** Begin **

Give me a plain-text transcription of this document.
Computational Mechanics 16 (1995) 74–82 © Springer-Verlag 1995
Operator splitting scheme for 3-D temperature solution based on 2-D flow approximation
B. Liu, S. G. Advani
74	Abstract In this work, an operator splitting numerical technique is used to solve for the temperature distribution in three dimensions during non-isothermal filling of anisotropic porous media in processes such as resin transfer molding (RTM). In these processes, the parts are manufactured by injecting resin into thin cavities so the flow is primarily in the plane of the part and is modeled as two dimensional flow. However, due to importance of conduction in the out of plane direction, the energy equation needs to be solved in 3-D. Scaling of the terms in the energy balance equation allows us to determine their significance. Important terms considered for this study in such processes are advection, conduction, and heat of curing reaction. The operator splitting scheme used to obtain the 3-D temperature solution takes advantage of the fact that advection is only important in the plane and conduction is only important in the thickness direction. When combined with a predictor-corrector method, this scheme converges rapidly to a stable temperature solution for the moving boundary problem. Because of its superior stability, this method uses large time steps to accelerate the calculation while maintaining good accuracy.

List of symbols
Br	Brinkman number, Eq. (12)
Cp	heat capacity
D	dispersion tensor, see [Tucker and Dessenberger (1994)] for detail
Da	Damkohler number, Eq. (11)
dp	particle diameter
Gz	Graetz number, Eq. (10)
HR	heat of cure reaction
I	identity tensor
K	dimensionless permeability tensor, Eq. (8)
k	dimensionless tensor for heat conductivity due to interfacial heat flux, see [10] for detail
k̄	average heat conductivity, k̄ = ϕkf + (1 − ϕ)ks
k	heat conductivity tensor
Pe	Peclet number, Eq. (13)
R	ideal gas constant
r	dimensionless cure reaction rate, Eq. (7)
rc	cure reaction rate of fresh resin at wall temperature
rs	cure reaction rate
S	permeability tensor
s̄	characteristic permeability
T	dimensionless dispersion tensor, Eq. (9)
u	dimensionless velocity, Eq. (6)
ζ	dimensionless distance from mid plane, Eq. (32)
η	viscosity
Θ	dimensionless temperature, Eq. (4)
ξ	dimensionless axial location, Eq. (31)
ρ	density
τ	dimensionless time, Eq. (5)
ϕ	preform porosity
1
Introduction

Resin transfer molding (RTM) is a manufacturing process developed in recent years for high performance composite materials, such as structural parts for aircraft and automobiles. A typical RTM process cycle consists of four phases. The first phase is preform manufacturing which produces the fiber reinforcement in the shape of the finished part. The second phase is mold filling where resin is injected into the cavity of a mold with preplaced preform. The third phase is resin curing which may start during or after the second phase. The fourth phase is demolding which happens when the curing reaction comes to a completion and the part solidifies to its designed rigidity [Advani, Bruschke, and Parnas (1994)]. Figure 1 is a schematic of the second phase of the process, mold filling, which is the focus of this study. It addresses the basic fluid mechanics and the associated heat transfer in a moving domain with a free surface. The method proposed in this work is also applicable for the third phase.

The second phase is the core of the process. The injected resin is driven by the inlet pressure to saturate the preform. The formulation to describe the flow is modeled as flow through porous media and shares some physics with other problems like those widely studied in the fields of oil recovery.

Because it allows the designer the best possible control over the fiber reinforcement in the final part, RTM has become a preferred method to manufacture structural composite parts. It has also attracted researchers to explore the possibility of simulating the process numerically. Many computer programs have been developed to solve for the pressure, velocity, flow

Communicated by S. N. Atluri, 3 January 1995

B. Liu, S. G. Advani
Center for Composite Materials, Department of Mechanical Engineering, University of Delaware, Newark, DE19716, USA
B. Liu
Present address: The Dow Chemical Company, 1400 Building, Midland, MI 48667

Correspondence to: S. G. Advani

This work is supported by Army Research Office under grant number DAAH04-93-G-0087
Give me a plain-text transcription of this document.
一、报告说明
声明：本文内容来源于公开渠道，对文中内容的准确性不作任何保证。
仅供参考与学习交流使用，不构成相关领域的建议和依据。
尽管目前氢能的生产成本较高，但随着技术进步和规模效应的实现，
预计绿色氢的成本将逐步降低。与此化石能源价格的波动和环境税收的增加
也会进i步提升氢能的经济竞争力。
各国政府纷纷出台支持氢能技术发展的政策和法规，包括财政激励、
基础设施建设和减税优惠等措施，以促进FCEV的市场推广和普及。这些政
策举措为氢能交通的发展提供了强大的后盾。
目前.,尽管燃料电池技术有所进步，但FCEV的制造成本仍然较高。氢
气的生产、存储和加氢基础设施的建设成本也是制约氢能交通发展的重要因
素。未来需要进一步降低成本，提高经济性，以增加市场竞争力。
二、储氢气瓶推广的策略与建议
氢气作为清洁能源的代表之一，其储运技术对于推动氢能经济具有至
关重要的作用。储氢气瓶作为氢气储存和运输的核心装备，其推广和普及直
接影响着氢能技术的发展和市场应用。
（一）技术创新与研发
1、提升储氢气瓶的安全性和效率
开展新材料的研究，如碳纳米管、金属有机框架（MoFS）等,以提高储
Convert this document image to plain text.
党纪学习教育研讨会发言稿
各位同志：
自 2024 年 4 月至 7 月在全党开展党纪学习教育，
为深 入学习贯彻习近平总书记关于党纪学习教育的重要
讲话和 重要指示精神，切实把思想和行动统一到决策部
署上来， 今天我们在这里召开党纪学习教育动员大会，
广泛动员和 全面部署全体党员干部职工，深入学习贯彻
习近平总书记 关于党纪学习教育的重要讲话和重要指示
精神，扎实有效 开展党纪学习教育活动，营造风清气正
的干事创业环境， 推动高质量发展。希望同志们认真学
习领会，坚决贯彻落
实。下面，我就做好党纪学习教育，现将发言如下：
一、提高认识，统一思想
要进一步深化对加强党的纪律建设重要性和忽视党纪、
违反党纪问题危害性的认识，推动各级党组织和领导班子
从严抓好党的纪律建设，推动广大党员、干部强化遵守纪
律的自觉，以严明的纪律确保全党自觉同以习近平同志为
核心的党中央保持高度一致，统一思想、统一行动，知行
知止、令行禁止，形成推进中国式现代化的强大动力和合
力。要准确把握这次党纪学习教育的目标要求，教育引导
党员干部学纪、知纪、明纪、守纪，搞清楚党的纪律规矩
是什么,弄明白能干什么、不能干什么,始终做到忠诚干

** End **

Of all the lines in the material above, how many contain the word "detail"? Give only the count.

EXERCISE SOLUTION: 2